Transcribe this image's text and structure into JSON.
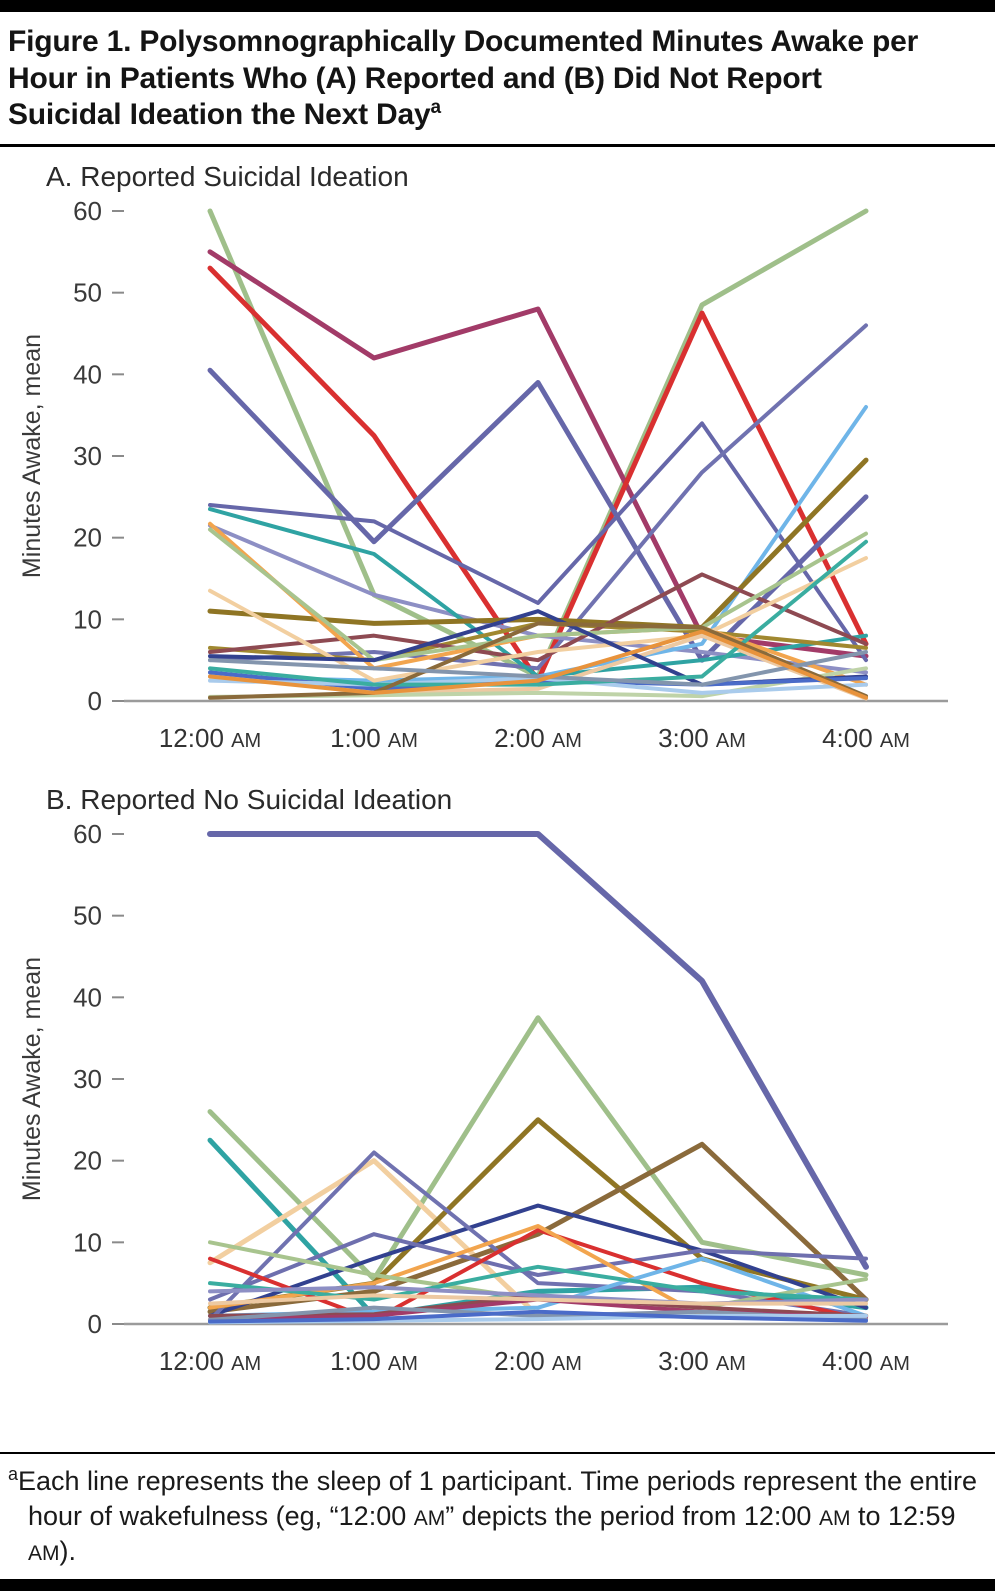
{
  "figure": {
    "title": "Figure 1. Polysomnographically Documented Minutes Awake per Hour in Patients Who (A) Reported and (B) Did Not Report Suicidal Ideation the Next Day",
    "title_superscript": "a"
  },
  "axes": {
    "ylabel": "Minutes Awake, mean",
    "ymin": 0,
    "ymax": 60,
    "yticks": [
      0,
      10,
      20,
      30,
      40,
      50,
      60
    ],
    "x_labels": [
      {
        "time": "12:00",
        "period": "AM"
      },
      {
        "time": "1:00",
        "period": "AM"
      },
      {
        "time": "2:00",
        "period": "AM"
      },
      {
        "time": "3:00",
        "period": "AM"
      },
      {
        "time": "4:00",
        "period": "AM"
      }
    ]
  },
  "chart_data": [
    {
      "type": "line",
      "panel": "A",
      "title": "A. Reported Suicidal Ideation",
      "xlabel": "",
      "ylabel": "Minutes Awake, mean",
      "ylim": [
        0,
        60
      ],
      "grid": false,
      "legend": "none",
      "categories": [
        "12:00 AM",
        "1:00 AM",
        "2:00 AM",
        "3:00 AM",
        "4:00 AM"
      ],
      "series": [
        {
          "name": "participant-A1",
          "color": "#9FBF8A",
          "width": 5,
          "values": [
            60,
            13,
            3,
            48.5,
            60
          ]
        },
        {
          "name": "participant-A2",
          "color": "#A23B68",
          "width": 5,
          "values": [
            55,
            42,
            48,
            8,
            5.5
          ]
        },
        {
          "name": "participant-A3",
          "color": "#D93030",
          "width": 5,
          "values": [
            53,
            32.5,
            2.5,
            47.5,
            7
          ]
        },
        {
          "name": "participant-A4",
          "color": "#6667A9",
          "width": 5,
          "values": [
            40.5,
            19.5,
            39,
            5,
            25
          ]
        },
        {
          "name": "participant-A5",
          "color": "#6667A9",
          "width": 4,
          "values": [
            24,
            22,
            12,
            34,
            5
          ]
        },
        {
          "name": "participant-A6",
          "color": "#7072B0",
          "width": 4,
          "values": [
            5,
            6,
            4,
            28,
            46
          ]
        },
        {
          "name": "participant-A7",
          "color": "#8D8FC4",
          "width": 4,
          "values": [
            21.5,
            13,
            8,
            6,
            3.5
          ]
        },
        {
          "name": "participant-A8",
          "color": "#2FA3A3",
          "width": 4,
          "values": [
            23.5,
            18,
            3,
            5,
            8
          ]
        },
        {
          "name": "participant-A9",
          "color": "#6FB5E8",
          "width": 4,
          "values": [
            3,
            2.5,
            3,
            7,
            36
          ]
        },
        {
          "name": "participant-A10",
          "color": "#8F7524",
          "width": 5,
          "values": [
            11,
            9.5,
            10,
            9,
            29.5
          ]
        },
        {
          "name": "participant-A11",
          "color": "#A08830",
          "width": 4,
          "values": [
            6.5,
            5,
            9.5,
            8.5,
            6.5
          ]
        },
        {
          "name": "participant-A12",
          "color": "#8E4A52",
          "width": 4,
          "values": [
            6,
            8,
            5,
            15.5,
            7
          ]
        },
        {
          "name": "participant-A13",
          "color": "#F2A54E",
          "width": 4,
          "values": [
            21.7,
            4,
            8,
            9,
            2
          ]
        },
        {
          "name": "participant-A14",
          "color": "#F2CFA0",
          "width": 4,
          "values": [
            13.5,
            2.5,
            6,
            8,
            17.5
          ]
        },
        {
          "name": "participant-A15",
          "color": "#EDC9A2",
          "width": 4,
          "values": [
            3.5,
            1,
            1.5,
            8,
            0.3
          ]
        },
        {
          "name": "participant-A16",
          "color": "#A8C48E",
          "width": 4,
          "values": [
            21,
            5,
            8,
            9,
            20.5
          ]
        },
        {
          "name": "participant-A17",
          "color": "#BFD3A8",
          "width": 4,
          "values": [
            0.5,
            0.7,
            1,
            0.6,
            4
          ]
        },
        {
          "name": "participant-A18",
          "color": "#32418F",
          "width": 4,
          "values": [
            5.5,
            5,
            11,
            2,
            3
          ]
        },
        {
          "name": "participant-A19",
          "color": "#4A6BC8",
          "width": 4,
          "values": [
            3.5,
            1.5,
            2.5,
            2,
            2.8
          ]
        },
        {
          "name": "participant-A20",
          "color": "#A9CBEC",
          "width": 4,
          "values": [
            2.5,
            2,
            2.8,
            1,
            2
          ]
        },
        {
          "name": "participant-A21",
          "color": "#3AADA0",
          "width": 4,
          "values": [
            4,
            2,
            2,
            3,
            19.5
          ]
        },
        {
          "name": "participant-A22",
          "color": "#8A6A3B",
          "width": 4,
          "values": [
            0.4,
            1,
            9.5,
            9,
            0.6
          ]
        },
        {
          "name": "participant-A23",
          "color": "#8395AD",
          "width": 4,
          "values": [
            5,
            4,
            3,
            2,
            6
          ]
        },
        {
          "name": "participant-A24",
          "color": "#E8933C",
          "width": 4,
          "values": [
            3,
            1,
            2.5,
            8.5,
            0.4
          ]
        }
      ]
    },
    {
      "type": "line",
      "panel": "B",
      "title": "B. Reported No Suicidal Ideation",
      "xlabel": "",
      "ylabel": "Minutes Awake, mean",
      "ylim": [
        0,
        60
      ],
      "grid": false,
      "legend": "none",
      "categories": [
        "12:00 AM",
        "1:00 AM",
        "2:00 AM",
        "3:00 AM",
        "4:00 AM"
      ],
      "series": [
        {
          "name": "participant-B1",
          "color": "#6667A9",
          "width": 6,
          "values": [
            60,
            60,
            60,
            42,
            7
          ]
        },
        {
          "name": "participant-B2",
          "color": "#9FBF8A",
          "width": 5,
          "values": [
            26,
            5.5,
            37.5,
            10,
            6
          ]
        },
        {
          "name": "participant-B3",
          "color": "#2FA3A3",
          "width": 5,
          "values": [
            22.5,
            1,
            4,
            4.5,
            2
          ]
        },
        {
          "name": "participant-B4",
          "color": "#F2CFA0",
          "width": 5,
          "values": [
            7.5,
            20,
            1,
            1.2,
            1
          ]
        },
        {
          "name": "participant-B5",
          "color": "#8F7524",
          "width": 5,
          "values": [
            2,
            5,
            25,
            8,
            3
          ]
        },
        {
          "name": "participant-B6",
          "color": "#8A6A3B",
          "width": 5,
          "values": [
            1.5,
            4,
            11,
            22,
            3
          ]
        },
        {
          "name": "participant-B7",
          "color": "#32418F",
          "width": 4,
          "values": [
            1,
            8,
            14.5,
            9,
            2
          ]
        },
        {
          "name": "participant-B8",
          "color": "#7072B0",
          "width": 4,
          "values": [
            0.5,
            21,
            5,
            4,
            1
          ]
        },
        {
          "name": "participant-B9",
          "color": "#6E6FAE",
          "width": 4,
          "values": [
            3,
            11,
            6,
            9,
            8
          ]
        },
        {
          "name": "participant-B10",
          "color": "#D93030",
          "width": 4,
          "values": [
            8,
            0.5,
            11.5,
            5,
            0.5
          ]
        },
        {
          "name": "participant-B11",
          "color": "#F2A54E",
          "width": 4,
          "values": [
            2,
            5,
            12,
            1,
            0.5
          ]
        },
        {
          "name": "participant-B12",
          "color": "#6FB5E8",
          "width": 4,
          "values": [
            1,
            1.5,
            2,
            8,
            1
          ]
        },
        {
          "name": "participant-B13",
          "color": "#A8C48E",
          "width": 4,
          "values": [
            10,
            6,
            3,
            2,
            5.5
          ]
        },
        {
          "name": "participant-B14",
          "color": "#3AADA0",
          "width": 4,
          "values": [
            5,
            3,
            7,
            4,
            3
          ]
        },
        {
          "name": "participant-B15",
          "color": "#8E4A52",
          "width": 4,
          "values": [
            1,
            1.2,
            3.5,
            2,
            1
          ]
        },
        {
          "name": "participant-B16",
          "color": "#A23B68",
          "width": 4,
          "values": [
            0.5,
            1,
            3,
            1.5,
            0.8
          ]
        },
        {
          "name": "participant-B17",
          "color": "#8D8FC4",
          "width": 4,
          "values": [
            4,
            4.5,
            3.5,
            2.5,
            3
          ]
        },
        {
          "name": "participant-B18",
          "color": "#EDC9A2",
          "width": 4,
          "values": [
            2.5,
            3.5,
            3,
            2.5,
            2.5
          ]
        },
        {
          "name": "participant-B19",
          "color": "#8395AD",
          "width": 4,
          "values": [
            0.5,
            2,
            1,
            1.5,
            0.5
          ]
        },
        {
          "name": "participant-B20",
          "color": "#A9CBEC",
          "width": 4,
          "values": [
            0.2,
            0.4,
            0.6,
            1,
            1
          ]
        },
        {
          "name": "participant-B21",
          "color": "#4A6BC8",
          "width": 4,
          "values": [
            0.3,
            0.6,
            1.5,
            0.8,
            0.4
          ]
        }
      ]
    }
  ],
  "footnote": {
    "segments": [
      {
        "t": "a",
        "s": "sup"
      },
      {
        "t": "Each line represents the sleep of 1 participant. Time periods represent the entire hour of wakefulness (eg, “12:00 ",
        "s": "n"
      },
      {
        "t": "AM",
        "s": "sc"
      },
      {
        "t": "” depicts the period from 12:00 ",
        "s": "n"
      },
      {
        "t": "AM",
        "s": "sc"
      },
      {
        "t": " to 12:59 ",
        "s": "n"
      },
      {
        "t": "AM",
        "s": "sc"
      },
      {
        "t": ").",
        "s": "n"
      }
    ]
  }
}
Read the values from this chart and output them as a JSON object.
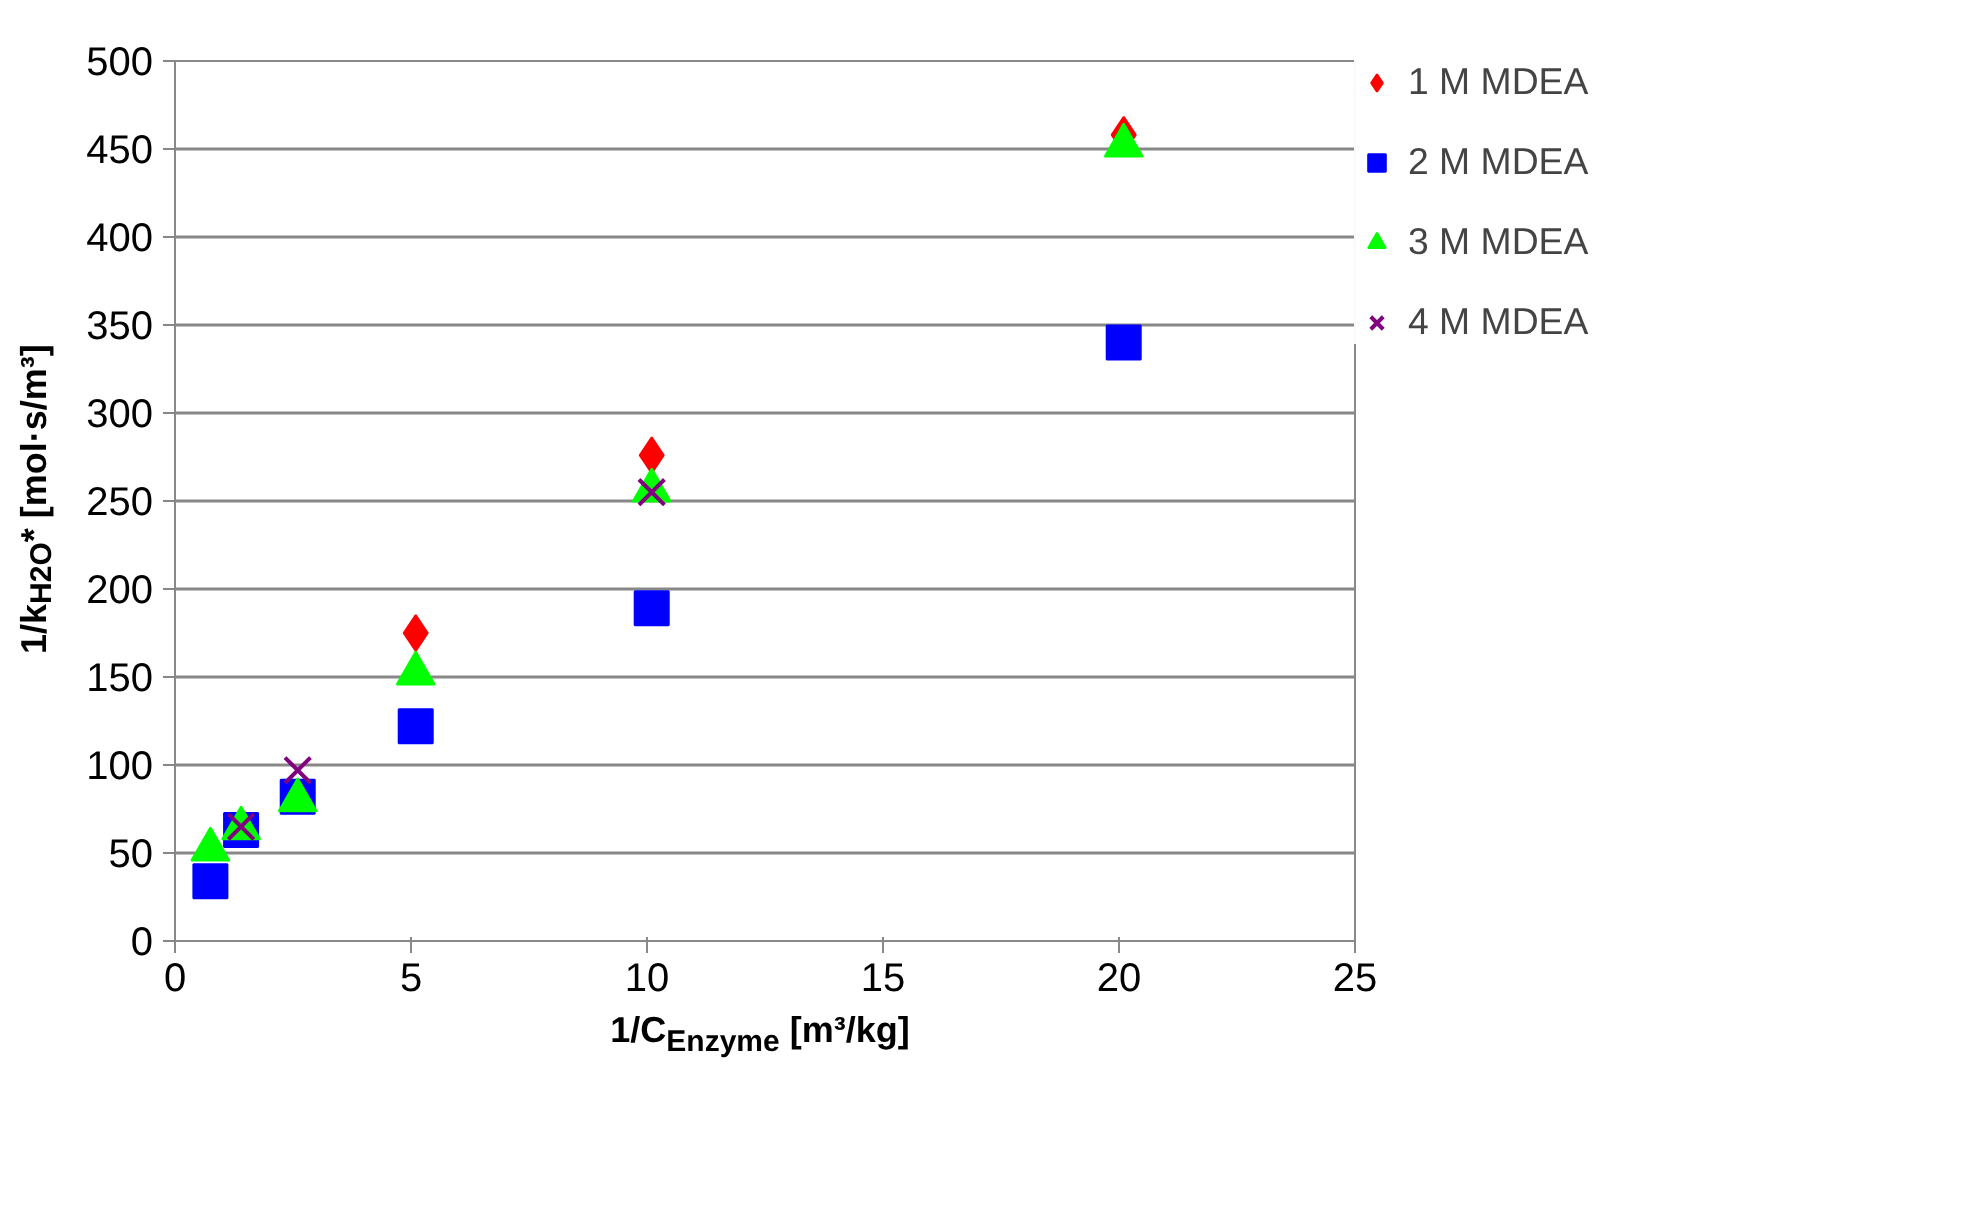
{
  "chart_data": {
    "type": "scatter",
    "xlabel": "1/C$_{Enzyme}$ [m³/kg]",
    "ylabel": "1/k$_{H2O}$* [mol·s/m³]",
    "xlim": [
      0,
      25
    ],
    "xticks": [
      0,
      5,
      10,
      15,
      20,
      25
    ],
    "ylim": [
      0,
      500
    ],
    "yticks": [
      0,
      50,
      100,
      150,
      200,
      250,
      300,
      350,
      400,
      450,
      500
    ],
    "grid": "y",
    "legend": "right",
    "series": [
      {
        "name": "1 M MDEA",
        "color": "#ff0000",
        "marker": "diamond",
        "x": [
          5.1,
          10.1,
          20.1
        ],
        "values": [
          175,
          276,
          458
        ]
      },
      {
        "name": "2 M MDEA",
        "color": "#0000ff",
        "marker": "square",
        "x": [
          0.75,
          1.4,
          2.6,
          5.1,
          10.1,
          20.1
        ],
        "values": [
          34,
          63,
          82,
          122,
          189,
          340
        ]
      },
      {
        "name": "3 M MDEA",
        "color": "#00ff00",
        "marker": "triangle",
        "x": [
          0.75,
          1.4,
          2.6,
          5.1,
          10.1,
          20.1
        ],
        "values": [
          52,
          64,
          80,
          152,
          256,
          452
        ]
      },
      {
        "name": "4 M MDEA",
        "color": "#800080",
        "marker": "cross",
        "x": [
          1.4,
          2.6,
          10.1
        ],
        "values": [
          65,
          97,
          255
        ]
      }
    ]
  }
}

------------------------------------------------------------------------

◆ DESCRIPTION OF THE TASK ◆
For every line above that has "JSON" in it, copy the line.

◆ SOLUTION TO THIS EXERCISE ◆
Transcribe this image's text and structure into JSON.
Read the values from this chart and output them as a JSON object.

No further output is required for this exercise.